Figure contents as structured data
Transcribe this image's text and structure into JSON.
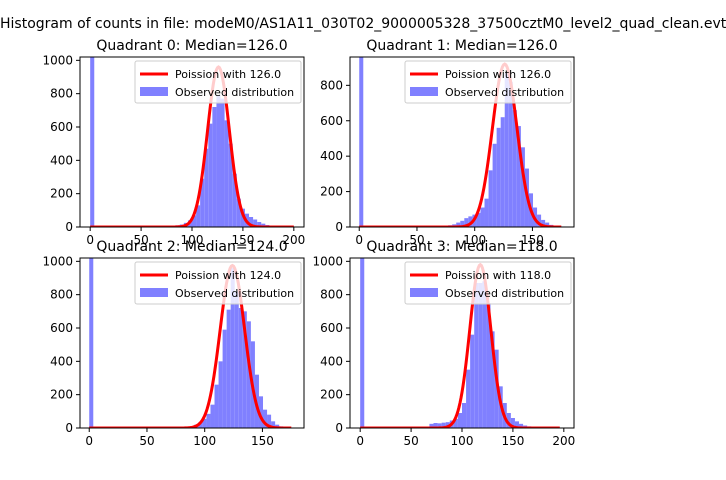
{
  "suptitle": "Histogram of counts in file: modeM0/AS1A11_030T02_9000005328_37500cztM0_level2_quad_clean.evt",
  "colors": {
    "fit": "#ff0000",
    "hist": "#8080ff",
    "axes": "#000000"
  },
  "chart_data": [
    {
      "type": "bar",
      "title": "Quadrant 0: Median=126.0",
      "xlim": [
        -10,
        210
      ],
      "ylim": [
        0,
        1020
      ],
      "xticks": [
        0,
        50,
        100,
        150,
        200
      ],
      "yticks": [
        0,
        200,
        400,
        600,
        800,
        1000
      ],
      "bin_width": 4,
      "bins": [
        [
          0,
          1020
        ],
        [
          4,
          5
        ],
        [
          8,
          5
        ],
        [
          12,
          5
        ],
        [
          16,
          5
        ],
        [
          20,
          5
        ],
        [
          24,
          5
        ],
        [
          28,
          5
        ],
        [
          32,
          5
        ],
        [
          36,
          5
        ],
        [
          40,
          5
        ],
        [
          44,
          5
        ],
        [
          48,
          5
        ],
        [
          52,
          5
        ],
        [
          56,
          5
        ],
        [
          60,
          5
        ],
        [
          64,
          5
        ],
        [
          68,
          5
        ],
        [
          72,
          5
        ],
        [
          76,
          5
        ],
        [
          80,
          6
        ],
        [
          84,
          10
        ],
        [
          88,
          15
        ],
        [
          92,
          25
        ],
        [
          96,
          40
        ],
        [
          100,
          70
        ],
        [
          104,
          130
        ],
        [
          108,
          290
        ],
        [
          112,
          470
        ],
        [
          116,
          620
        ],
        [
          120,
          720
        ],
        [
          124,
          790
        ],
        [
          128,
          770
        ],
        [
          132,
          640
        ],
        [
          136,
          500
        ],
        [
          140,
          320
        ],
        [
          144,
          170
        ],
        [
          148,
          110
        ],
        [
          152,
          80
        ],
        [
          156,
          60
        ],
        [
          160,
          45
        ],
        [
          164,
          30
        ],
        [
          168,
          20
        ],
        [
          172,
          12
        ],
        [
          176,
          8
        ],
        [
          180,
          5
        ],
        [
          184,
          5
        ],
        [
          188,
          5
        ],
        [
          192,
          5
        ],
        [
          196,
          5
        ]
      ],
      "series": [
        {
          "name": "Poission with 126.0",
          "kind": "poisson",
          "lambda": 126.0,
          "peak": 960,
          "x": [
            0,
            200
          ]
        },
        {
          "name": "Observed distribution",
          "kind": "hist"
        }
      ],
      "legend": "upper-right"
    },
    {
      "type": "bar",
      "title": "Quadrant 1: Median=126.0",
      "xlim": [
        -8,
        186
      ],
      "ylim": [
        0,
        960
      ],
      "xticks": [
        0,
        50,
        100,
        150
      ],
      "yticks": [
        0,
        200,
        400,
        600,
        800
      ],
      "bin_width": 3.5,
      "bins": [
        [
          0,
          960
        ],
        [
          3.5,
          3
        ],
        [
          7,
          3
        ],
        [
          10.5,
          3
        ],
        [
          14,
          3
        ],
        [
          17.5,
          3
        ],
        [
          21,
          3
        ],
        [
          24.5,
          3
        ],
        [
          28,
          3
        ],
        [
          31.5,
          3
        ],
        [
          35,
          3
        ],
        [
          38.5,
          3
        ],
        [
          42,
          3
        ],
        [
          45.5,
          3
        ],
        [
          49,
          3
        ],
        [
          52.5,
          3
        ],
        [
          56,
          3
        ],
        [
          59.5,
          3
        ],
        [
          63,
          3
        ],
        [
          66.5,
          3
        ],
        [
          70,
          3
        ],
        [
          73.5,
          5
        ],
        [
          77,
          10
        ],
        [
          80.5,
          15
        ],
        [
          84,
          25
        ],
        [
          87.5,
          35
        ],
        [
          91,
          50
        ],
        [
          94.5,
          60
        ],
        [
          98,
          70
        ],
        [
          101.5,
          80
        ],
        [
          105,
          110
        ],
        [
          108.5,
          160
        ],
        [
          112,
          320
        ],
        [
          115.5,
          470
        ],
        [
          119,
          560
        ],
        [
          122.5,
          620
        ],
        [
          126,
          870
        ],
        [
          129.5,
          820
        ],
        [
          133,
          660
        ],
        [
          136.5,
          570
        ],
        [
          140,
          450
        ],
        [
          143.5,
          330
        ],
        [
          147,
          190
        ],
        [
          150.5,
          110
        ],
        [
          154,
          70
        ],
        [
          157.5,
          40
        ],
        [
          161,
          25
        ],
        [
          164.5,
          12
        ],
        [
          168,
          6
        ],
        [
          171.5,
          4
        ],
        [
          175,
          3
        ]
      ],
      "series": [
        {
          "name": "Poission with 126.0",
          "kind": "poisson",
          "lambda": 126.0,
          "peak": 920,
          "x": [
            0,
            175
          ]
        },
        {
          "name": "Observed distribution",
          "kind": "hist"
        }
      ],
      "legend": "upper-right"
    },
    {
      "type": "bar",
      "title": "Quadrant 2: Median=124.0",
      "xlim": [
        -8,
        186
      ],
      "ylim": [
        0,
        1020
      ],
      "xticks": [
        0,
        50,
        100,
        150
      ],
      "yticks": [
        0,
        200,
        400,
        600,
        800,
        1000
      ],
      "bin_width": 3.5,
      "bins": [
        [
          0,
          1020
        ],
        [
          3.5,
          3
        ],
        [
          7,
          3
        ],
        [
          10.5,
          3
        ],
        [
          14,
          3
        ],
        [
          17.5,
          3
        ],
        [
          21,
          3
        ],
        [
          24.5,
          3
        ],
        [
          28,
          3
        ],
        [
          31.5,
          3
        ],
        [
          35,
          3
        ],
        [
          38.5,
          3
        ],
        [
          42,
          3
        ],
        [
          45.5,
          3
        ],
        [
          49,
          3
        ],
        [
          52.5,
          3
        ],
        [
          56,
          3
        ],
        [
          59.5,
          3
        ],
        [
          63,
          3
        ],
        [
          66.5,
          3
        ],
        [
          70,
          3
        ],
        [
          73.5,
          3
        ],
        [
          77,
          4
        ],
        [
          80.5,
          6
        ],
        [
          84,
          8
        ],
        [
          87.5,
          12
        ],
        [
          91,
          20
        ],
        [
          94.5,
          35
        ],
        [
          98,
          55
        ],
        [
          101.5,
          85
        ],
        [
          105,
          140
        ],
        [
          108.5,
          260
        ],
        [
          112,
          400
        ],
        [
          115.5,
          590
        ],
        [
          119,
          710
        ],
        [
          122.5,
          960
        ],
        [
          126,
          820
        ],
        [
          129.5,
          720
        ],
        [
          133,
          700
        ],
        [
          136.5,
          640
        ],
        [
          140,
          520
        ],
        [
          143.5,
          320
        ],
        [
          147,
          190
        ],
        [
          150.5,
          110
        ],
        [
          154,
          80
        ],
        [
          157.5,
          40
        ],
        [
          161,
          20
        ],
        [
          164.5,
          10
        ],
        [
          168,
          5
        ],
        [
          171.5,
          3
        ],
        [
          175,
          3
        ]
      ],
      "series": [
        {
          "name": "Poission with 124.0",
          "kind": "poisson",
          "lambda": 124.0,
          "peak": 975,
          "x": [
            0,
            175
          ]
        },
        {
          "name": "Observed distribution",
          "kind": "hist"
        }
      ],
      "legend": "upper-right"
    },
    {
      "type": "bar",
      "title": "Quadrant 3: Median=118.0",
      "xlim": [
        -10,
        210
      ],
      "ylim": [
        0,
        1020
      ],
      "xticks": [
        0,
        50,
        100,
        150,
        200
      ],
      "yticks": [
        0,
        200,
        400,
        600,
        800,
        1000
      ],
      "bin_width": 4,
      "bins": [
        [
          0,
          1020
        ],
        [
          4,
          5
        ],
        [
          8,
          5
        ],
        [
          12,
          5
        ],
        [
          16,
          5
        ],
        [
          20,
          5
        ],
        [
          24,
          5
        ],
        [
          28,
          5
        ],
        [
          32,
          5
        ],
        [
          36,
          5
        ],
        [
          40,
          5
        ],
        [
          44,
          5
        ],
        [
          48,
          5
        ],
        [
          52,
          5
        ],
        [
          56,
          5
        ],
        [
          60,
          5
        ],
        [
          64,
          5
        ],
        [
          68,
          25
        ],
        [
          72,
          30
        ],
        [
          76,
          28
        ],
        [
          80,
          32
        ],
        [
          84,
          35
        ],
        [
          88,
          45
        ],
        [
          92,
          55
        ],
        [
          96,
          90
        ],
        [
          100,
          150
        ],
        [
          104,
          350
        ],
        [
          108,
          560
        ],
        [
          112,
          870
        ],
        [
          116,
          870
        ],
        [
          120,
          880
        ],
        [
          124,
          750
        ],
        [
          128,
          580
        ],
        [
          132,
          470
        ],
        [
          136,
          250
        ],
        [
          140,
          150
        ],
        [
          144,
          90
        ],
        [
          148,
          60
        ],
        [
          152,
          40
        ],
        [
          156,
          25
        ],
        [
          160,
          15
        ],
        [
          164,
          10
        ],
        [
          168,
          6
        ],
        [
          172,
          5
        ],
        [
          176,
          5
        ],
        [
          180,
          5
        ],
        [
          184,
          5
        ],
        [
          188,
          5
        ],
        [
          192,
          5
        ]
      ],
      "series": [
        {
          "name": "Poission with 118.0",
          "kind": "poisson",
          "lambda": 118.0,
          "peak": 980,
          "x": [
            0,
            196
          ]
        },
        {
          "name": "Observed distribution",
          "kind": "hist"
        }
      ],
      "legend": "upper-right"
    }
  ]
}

WHAT THE EXERCISE ASKS -> Pull out every line holding "with" from the records above, and copy it.

RESPONSE FOR THIS EXERCISE ->
          "name": "Poission with 126.0",
          "name": "Poission with 126.0",
          "name": "Poission with 124.0",
          "name": "Poission with 118.0",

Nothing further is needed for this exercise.